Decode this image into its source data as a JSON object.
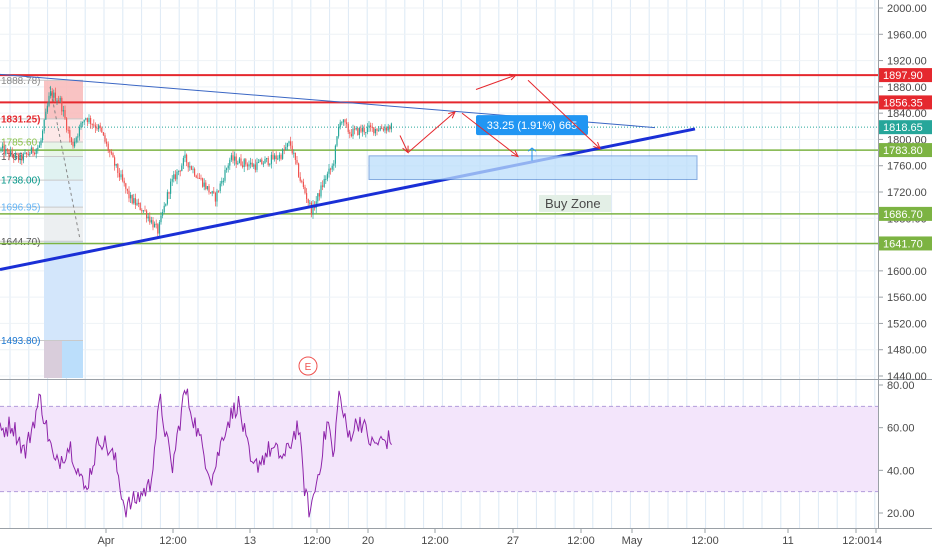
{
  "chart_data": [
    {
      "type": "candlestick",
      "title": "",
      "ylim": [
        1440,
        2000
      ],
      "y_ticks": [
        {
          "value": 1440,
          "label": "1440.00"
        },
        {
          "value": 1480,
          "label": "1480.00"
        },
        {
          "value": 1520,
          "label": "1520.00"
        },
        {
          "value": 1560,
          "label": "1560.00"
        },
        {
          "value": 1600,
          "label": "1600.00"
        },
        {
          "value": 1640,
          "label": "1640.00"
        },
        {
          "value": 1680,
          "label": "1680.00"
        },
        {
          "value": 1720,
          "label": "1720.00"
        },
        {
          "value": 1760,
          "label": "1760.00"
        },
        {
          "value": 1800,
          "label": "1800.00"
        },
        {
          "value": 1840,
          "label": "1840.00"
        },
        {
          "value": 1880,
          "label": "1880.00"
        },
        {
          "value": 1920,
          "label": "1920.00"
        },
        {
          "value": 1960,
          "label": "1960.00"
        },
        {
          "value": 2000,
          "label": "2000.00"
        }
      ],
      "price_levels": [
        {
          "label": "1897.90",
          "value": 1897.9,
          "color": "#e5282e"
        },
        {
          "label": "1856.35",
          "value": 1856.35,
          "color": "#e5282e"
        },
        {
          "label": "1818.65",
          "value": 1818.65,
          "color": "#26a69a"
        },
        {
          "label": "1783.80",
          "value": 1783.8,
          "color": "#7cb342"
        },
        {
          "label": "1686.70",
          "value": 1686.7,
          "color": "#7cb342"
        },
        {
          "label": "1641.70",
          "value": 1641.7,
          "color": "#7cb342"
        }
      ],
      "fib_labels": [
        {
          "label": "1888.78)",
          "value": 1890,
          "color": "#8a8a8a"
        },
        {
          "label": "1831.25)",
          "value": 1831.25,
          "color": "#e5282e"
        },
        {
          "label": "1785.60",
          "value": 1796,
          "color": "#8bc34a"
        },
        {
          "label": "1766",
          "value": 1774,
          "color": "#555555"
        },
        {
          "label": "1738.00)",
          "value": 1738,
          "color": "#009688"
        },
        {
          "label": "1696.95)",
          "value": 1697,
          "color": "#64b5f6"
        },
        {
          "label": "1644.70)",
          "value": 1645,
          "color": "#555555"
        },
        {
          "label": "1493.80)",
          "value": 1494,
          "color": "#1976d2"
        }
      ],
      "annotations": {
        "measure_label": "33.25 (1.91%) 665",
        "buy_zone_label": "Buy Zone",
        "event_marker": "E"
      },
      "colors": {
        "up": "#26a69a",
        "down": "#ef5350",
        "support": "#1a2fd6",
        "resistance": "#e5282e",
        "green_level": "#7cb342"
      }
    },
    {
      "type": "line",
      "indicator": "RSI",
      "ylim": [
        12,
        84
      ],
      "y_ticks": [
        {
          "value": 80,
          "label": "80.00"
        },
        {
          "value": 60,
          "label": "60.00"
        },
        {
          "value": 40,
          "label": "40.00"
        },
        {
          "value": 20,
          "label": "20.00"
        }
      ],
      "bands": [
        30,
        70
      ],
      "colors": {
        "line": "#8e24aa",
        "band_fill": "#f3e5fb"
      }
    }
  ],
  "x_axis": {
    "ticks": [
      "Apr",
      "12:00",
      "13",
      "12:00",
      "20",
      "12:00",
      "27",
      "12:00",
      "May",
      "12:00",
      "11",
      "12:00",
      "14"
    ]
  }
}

_ _ _ _

Exercise requirements => In your copy of the listing above, reproduce each line exactly and omit all pictures.

Worked solution =>
Decode this image into its source data as a JSON object.
{
  "chart_data": [
    {
      "type": "candlestick",
      "title": "",
      "ylim": [
        1440,
        2000
      ],
      "y_ticks": [
        {
          "value": 1440,
          "label": "1440.00"
        },
        {
          "value": 1480,
          "label": "1480.00"
        },
        {
          "value": 1520,
          "label": "1520.00"
        },
        {
          "value": 1560,
          "label": "1560.00"
        },
        {
          "value": 1600,
          "label": "1600.00"
        },
        {
          "value": 1640,
          "label": "1640.00"
        },
        {
          "value": 1680,
          "label": "1680.00"
        },
        {
          "value": 1720,
          "label": "1720.00"
        },
        {
          "value": 1760,
          "label": "1760.00"
        },
        {
          "value": 1800,
          "label": "1800.00"
        },
        {
          "value": 1840,
          "label": "1840.00"
        },
        {
          "value": 1880,
          "label": "1880.00"
        },
        {
          "value": 1920,
          "label": "1920.00"
        },
        {
          "value": 1960,
          "label": "1960.00"
        },
        {
          "value": 2000,
          "label": "2000.00"
        }
      ],
      "price_levels": [
        {
          "label": "1897.90",
          "value": 1897.9,
          "color": "#e5282e"
        },
        {
          "label": "1856.35",
          "value": 1856.35,
          "color": "#e5282e"
        },
        {
          "label": "1818.65",
          "value": 1818.65,
          "color": "#26a69a"
        },
        {
          "label": "1783.80",
          "value": 1783.8,
          "color": "#7cb342"
        },
        {
          "label": "1686.70",
          "value": 1686.7,
          "color": "#7cb342"
        },
        {
          "label": "1641.70",
          "value": 1641.7,
          "color": "#7cb342"
        }
      ],
      "fib_labels": [
        {
          "label": "1888.78)",
          "value": 1890,
          "color": "#8a8a8a"
        },
        {
          "label": "1831.25)",
          "value": 1831.25,
          "color": "#e5282e"
        },
        {
          "label": "1785.60",
          "value": 1796,
          "color": "#8bc34a"
        },
        {
          "label": "1766",
          "value": 1774,
          "color": "#555555"
        },
        {
          "label": "1738.00)",
          "value": 1738,
          "color": "#009688"
        },
        {
          "label": "1696.95)",
          "value": 1697,
          "color": "#64b5f6"
        },
        {
          "label": "1644.70)",
          "value": 1645,
          "color": "#555555"
        },
        {
          "label": "1493.80)",
          "value": 1494,
          "color": "#1976d2"
        }
      ],
      "annotations": {
        "measure_label": "33.25 (1.91%) 665",
        "buy_zone_label": "Buy Zone",
        "event_marker": "E"
      },
      "colors": {
        "up": "#26a69a",
        "down": "#ef5350",
        "support": "#1a2fd6",
        "resistance": "#e5282e",
        "green_level": "#7cb342"
      }
    },
    {
      "type": "line",
      "indicator": "RSI",
      "ylim": [
        12,
        84
      ],
      "y_ticks": [
        {
          "value": 80,
          "label": "80.00"
        },
        {
          "value": 60,
          "label": "60.00"
        },
        {
          "value": 40,
          "label": "40.00"
        },
        {
          "value": 20,
          "label": "20.00"
        }
      ],
      "bands": [
        30,
        70
      ],
      "colors": {
        "line": "#8e24aa",
        "band_fill": "#f3e5fb"
      }
    }
  ],
  "x_axis": {
    "ticks": [
      "Apr",
      "12:00",
      "13",
      "12:00",
      "20",
      "12:00",
      "27",
      "12:00",
      "May",
      "12:00",
      "11",
      "12:00",
      "14"
    ]
  }
}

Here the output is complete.